Data excerpts:

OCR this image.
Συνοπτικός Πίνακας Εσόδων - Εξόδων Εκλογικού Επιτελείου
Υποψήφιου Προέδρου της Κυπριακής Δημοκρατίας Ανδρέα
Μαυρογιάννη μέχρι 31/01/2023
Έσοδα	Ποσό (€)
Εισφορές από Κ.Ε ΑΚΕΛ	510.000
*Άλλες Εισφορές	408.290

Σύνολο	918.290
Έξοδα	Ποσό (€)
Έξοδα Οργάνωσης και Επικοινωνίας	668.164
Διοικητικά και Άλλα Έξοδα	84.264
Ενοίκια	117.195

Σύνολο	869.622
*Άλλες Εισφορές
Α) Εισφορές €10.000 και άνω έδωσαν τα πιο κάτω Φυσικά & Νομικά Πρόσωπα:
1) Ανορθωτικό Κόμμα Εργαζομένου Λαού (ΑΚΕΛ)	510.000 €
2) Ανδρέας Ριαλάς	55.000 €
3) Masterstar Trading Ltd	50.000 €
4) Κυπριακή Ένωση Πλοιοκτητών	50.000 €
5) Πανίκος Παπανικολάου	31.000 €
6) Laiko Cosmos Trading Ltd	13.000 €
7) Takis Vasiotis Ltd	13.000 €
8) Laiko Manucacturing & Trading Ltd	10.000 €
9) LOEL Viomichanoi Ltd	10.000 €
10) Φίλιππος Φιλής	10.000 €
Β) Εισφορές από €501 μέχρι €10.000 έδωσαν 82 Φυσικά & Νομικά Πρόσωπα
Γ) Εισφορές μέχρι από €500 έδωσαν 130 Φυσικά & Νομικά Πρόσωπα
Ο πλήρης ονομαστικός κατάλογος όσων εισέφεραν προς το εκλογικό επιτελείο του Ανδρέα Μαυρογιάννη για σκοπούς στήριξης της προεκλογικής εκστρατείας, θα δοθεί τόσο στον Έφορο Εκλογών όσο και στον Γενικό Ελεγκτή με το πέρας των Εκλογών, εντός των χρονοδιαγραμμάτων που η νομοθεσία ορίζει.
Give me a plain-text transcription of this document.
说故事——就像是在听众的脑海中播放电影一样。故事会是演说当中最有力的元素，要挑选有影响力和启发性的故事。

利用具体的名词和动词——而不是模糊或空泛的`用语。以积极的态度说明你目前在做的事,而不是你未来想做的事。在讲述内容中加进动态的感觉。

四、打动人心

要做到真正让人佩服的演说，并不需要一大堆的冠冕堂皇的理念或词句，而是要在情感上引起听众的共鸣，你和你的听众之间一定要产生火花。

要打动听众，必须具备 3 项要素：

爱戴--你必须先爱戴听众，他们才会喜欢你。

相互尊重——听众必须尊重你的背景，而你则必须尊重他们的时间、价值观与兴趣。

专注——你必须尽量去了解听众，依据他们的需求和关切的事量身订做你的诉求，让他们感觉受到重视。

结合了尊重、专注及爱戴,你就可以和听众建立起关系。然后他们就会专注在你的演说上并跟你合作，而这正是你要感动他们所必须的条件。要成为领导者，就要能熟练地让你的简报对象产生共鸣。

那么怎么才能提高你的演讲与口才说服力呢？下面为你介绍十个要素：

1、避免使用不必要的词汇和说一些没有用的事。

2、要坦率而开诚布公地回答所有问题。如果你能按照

Exercise requirements: Pick out every line holding the string "ΑΚΕΛ" and return it.

Solution for this task:
Εισφορές από Κ.Ε ΑΚΕΛ	510.000
1) Ανορθωτικό Κόμμα Εργαζομένου Λαού (ΑΚΕΛ)	510.000 €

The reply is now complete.